Task to carry out: Write out the records that appear below, verbatim and complete, but without pictures.

Figure record listings:
________________________________________

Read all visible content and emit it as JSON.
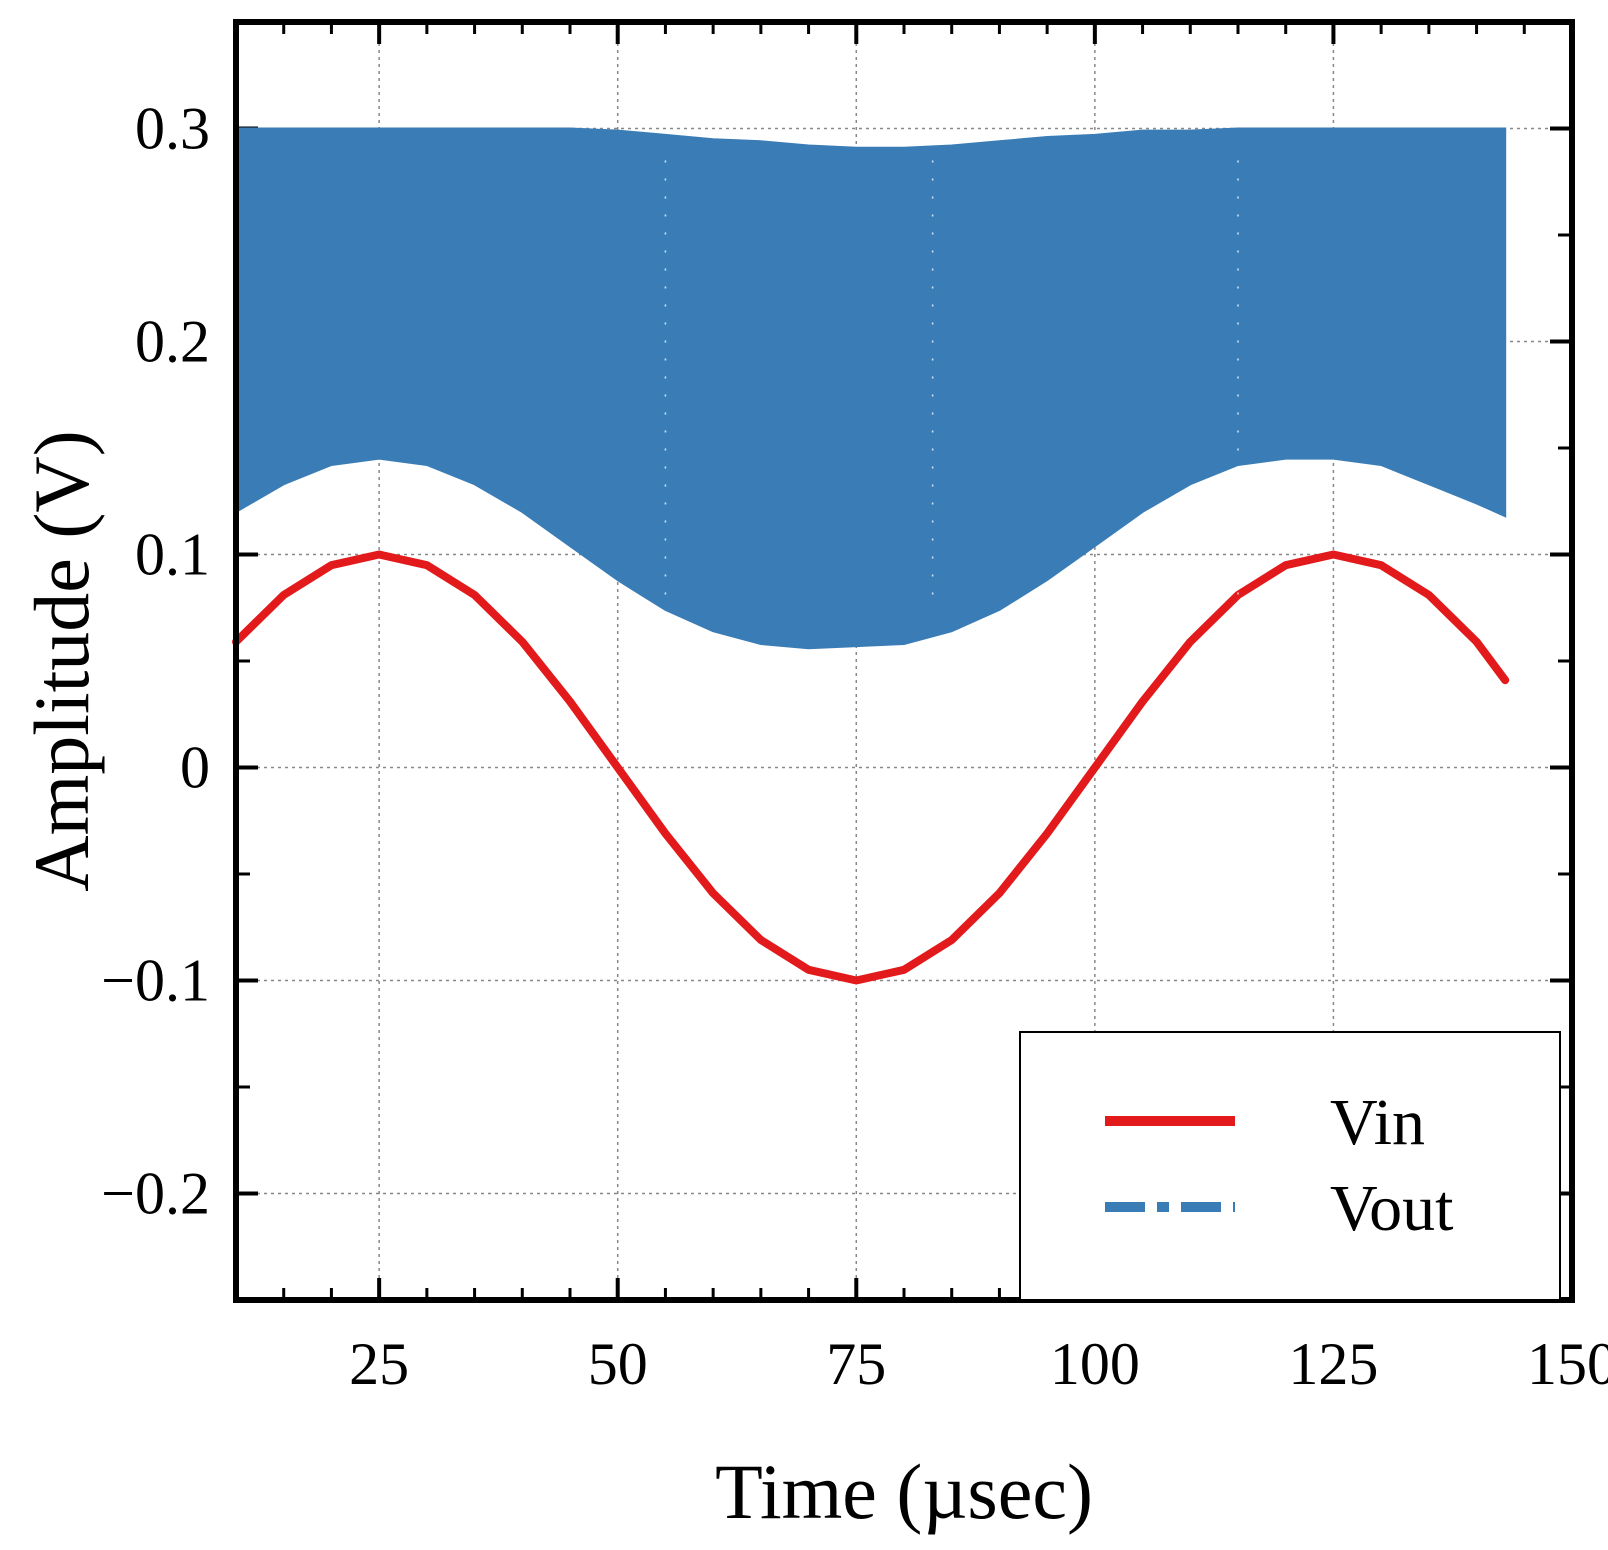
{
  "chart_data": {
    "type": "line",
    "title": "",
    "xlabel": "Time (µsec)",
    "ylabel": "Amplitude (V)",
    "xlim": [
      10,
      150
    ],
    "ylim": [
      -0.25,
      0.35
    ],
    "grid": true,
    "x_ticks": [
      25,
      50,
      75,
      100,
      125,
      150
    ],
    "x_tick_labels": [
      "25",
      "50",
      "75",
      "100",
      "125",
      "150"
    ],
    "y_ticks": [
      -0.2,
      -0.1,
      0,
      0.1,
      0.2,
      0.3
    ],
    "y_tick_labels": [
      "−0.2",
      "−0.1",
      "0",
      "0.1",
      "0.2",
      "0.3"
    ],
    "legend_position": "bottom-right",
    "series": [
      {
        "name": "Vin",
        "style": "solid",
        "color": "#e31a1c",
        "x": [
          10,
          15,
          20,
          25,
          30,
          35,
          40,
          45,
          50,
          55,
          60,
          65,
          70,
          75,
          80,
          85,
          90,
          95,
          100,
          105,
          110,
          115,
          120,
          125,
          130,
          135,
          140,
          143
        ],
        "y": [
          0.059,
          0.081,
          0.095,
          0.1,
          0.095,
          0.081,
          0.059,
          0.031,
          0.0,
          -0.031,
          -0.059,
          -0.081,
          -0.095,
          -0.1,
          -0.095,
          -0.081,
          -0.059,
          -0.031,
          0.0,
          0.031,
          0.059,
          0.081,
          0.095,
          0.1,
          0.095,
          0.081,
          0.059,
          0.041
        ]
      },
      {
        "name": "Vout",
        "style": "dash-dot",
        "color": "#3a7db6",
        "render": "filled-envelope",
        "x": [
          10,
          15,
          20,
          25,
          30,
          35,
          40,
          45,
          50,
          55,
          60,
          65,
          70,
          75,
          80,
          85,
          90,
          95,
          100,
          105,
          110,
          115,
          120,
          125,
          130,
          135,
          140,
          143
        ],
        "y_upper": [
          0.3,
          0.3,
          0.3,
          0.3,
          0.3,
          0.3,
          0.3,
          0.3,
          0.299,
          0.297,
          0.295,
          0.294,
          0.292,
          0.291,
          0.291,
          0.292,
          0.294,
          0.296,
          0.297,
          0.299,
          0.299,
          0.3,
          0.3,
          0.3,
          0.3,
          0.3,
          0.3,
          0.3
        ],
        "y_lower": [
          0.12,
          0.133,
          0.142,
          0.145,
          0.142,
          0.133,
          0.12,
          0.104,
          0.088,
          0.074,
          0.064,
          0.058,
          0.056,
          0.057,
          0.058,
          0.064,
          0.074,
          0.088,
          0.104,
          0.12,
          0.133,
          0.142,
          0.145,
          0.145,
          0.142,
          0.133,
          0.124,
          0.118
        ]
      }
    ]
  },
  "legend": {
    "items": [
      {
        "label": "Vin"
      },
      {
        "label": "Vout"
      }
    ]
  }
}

________________________________________

Completed task:
Read all visible content and emit it as JSON.
{
  "chart_data": {
    "type": "line",
    "title": "",
    "xlabel": "Time (µsec)",
    "ylabel": "Amplitude (V)",
    "xlim": [
      10,
      150
    ],
    "ylim": [
      -0.25,
      0.35
    ],
    "grid": true,
    "x_ticks": [
      25,
      50,
      75,
      100,
      125,
      150
    ],
    "x_tick_labels": [
      "25",
      "50",
      "75",
      "100",
      "125",
      "150"
    ],
    "y_ticks": [
      -0.2,
      -0.1,
      0,
      0.1,
      0.2,
      0.3
    ],
    "y_tick_labels": [
      "−0.2",
      "−0.1",
      "0",
      "0.1",
      "0.2",
      "0.3"
    ],
    "legend_position": "bottom-right",
    "series": [
      {
        "name": "Vin",
        "style": "solid",
        "color": "#e31a1c",
        "x": [
          10,
          15,
          20,
          25,
          30,
          35,
          40,
          45,
          50,
          55,
          60,
          65,
          70,
          75,
          80,
          85,
          90,
          95,
          100,
          105,
          110,
          115,
          120,
          125,
          130,
          135,
          140,
          143
        ],
        "y": [
          0.059,
          0.081,
          0.095,
          0.1,
          0.095,
          0.081,
          0.059,
          0.031,
          0.0,
          -0.031,
          -0.059,
          -0.081,
          -0.095,
          -0.1,
          -0.095,
          -0.081,
          -0.059,
          -0.031,
          0.0,
          0.031,
          0.059,
          0.081,
          0.095,
          0.1,
          0.095,
          0.081,
          0.059,
          0.041
        ]
      },
      {
        "name": "Vout",
        "style": "dash-dot",
        "color": "#3a7db6",
        "render": "filled-envelope",
        "x": [
          10,
          15,
          20,
          25,
          30,
          35,
          40,
          45,
          50,
          55,
          60,
          65,
          70,
          75,
          80,
          85,
          90,
          95,
          100,
          105,
          110,
          115,
          120,
          125,
          130,
          135,
          140,
          143
        ],
        "y_upper": [
          0.3,
          0.3,
          0.3,
          0.3,
          0.3,
          0.3,
          0.3,
          0.3,
          0.299,
          0.297,
          0.295,
          0.294,
          0.292,
          0.291,
          0.291,
          0.292,
          0.294,
          0.296,
          0.297,
          0.299,
          0.299,
          0.3,
          0.3,
          0.3,
          0.3,
          0.3,
          0.3,
          0.3
        ],
        "y_lower": [
          0.12,
          0.133,
          0.142,
          0.145,
          0.142,
          0.133,
          0.12,
          0.104,
          0.088,
          0.074,
          0.064,
          0.058,
          0.056,
          0.057,
          0.058,
          0.064,
          0.074,
          0.088,
          0.104,
          0.12,
          0.133,
          0.142,
          0.145,
          0.145,
          0.142,
          0.133,
          0.124,
          0.118
        ]
      }
    ]
  },
  "legend": {
    "items": [
      {
        "label": "Vin"
      },
      {
        "label": "Vout"
      }
    ]
  }
}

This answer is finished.